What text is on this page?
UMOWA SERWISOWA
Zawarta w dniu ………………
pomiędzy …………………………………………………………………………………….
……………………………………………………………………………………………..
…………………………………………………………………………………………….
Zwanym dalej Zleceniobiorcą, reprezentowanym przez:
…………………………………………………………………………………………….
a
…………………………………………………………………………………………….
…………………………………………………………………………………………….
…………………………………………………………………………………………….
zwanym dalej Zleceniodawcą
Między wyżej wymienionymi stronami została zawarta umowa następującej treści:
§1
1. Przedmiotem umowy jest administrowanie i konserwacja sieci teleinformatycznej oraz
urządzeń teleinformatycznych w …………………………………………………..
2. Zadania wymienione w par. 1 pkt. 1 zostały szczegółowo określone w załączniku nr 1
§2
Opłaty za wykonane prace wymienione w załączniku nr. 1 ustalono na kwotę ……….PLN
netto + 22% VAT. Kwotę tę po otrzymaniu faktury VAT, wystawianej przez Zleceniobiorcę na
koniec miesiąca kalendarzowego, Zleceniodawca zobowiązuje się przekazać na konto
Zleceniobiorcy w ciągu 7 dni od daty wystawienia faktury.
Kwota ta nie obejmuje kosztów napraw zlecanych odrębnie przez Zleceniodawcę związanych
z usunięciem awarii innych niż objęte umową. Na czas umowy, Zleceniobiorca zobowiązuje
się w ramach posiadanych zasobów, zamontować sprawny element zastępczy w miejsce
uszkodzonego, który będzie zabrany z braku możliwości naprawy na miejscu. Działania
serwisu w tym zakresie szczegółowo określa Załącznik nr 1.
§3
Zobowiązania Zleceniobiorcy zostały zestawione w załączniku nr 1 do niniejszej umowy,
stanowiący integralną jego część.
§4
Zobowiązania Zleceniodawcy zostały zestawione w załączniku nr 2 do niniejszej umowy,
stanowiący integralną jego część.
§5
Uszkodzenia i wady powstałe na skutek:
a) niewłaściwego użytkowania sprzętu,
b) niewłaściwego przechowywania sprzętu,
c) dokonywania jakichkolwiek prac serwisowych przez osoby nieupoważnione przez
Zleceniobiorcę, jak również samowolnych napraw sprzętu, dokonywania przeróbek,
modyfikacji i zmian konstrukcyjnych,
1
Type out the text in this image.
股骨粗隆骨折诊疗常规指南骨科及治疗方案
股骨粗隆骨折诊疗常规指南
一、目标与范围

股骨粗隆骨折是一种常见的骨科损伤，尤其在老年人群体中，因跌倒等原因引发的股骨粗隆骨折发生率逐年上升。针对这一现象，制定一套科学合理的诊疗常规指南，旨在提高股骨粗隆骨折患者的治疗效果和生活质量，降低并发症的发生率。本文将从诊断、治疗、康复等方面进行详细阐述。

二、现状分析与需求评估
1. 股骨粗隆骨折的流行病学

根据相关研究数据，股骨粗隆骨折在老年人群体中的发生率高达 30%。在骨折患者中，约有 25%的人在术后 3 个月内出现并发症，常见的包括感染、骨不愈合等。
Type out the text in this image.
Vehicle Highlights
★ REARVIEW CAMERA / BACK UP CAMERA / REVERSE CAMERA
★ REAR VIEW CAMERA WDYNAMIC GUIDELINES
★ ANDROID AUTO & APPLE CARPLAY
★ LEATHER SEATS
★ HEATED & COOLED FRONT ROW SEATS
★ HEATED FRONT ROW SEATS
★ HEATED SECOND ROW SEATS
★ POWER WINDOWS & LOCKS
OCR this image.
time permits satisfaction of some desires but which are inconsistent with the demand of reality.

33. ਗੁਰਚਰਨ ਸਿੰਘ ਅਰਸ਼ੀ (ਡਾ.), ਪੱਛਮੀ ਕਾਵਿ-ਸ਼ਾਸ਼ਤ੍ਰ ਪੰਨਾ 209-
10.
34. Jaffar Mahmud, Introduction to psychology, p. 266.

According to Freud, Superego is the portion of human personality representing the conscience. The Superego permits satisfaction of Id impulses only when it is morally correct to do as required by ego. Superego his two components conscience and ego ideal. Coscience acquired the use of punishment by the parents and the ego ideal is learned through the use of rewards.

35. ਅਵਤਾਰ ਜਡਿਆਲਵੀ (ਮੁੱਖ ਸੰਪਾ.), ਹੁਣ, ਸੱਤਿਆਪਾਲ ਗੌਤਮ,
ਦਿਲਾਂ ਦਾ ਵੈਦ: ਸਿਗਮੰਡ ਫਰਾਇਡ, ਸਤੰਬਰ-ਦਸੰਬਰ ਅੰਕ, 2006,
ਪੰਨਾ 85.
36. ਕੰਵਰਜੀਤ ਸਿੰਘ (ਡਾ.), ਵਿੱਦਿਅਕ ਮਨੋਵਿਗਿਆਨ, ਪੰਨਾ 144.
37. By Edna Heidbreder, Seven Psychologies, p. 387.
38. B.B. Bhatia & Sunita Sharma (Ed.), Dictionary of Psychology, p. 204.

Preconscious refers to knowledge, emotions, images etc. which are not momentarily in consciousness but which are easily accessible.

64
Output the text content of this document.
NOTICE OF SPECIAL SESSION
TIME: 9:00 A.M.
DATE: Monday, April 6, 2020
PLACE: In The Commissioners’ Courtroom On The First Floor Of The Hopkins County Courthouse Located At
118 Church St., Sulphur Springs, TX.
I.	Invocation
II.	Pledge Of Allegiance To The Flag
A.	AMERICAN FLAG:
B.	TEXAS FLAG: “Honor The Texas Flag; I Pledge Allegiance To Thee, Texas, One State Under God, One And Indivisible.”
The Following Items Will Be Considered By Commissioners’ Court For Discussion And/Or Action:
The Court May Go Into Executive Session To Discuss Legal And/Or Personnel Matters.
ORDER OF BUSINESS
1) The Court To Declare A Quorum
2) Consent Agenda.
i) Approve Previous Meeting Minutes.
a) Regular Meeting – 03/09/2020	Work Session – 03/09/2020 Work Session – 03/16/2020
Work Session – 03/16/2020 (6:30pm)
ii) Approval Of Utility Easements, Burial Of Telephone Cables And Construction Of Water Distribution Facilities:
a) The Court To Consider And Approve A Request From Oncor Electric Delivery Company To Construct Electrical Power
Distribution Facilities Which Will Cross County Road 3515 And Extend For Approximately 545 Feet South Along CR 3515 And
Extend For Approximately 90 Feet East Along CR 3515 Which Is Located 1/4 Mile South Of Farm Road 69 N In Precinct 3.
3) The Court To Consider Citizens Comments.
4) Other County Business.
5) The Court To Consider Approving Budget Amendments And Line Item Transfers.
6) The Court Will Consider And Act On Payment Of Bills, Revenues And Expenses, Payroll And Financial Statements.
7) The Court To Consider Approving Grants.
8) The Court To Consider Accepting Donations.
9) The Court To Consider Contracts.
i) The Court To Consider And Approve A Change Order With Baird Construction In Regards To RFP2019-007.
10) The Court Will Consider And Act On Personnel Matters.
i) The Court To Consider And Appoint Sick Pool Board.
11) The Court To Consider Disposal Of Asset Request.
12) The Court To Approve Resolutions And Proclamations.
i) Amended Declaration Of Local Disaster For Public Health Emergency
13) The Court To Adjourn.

**TASK GOAL**
Return every entry exactly as given.

**RESULT OF THIS EXERCISE**
What text is on this page?
UMOWA SERWISOWA
Zawarta w dniu ………………
pomiędzy …………………………………………………………………………………….
……………………………………………………………………………………………..
…………………………………………………………………………………………….
Zwanym dalej Zleceniobiorcą, reprezentowanym przez:
…………………………………………………………………………………………….
a
…………………………………………………………………………………………….
…………………………………………………………………………………………….
…………………………………………………………………………………………….
zwanym dalej Zleceniodawcą
Między wyżej wymienionymi stronami została zawarta umowa następującej treści:
§1
1. Przedmiotem umowy jest administrowanie i konserwacja sieci teleinformatycznej oraz
urządzeń teleinformatycznych w …………………………………………………..
2. Zadania wymienione w par. 1 pkt. 1 zostały szczegółowo określone w załączniku nr 1
§2
Opłaty za wykonane prace wymienione w załączniku nr. 1 ustalono na kwotę ……….PLN
netto + 22% VAT. Kwotę tę po otrzymaniu faktury VAT, wystawianej przez Zleceniobiorcę na
koniec miesiąca kalendarzowego, Zleceniodawca zobowiązuje się przekazać na konto
Zleceniobiorcy w ciągu 7 dni od daty wystawienia faktury.
Kwota ta nie obejmuje kosztów napraw zlecanych odrębnie przez Zleceniodawcę związanych
z usunięciem awarii innych niż objęte umową. Na czas umowy, Zleceniobiorca zobowiązuje
się w ramach posiadanych zasobów, zamontować sprawny element zastępczy w miejsce
uszkodzonego, który będzie zabrany z braku możliwości naprawy na miejscu. Działania
serwisu w tym zakresie szczegółowo określa Załącznik nr 1.
§3
Zobowiązania Zleceniobiorcy zostały zestawione w załączniku nr 1 do niniejszej umowy,
stanowiący integralną jego część.
§4
Zobowiązania Zleceniodawcy zostały zestawione w załączniku nr 2 do niniejszej umowy,
stanowiący integralną jego część.
§5
Uszkodzenia i wady powstałe na skutek:
a) niewłaściwego użytkowania sprzętu,
b) niewłaściwego przechowywania sprzętu,
c) dokonywania jakichkolwiek prac serwisowych przez osoby nieupoważnione przez
Zleceniobiorcę, jak również samowolnych napraw sprzętu, dokonywania przeróbek,
modyfikacji i zmian konstrukcyjnych,
1
Type out the text in this image.
股骨粗隆骨折诊疗常规指南骨科及治疗方案
股骨粗隆骨折诊疗常规指南
一、目标与范围

股骨粗隆骨折是一种常见的骨科损伤，尤其在老年人群体中，因跌倒等原因引发的股骨粗隆骨折发生率逐年上升。针对这一现象，制定一套科学合理的诊疗常规指南，旨在提高股骨粗隆骨折患者的治疗效果和生活质量，降低并发症的发生率。本文将从诊断、治疗、康复等方面进行详细阐述。

二、现状分析与需求评估
1. 股骨粗隆骨折的流行病学

根据相关研究数据，股骨粗隆骨折在老年人群体中的发生率高达 30%。在骨折患者中，约有 25%的人在术后 3 个月内出现并发症，常见的包括感染、骨不愈合等。
Type out the text in this image.
Vehicle Highlights
★ REARVIEW CAMERA / BACK UP CAMERA / REVERSE CAMERA
★ REAR VIEW CAMERA WDYNAMIC GUIDELINES
★ ANDROID AUTO & APPLE CARPLAY
★ LEATHER SEATS
★ HEATED & COOLED FRONT ROW SEATS
★ HEATED FRONT ROW SEATS
★ HEATED SECOND ROW SEATS
★ POWER WINDOWS & LOCKS
OCR this image.
time permits satisfaction of some desires but which are inconsistent with the demand of reality.

33. ਗੁਰਚਰਨ ਸਿੰਘ ਅਰਸ਼ੀ (ਡਾ.), ਪੱਛਮੀ ਕਾਵਿ-ਸ਼ਾਸ਼ਤ੍ਰ ਪੰਨਾ 209-
10.
34. Jaffar Mahmud, Introduction to psychology, p. 266.

According to Freud, Superego is the portion of human personality representing the conscience. The Superego permits satisfaction of Id impulses only when it is morally correct to do as required by ego. Superego his two components conscience and ego ideal. Coscience acquired the use of punishment by the parents and the ego ideal is learned through the use of rewards.

35. ਅਵਤਾਰ ਜਡਿਆਲਵੀ (ਮੁੱਖ ਸੰਪਾ.), ਹੁਣ, ਸੱਤਿਆਪਾਲ ਗੌਤਮ,
ਦਿਲਾਂ ਦਾ ਵੈਦ: ਸਿਗਮੰਡ ਫਰਾਇਡ, ਸਤੰਬਰ-ਦਸੰਬਰ ਅੰਕ, 2006,
ਪੰਨਾ 85.
36. ਕੰਵਰਜੀਤ ਸਿੰਘ (ਡਾ.), ਵਿੱਦਿਅਕ ਮਨੋਵਿਗਿਆਨ, ਪੰਨਾ 144.
37. By Edna Heidbreder, Seven Psychologies, p. 387.
38. B.B. Bhatia & Sunita Sharma (Ed.), Dictionary of Psychology, p. 204.

Preconscious refers to knowledge, emotions, images etc. which are not momentarily in consciousness but which are easily accessible.

64
Output the text content of this document.
NOTICE OF SPECIAL SESSION
TIME: 9:00 A.M.
DATE: Monday, April 6, 2020
PLACE: In The Commissioners’ Courtroom On The First Floor Of The Hopkins County Courthouse Located At
118 Church St., Sulphur Springs, TX.
I.	Invocation
II.	Pledge Of Allegiance To The Flag
A.	AMERICAN FLAG:
B.	TEXAS FLAG: “Honor The Texas Flag; I Pledge Allegiance To Thee, Texas, One State Under God, One And Indivisible.”
The Following Items Will Be Considered By Commissioners’ Court For Discussion And/Or Action:
The Court May Go Into Executive Session To Discuss Legal And/Or Personnel Matters.
ORDER OF BUSINESS
1) The Court To Declare A Quorum
2) Consent Agenda.
i) Approve Previous Meeting Minutes.
a) Regular Meeting – 03/09/2020	Work Session – 03/09/2020 Work Session – 03/16/2020
Work Session – 03/16/2020 (6:30pm)
ii) Approval Of Utility Easements, Burial Of Telephone Cables And Construction Of Water Distribution Facilities:
a) The Court To Consider And Approve A Request From Oncor Electric Delivery Company To Construct Electrical Power
Distribution Facilities Which Will Cross County Road 3515 And Extend For Approximately 545 Feet South Along CR 3515 And
Extend For Approximately 90 Feet East Along CR 3515 Which Is Located 1/4 Mile South Of Farm Road 69 N In Precinct 3.
3) The Court To Consider Citizens Comments.
4) Other County Business.
5) The Court To Consider Approving Budget Amendments And Line Item Transfers.
6) The Court Will Consider And Act On Payment Of Bills, Revenues And Expenses, Payroll And Financial Statements.
7) The Court To Consider Approving Grants.
8) The Court To Consider Accepting Donations.
9) The Court To Consider Contracts.
i) The Court To Consider And Approve A Change Order With Baird Construction In Regards To RFP2019-007.
10) The Court Will Consider And Act On Personnel Matters.
i) The Court To Consider And Appoint Sick Pool Board.
11) The Court To Consider Disposal Of Asset Request.
12) The Court To Approve Resolutions And Proclamations.
i) Amended Declaration Of Local Disaster For Public Health Emergency
13) The Court To Adjourn.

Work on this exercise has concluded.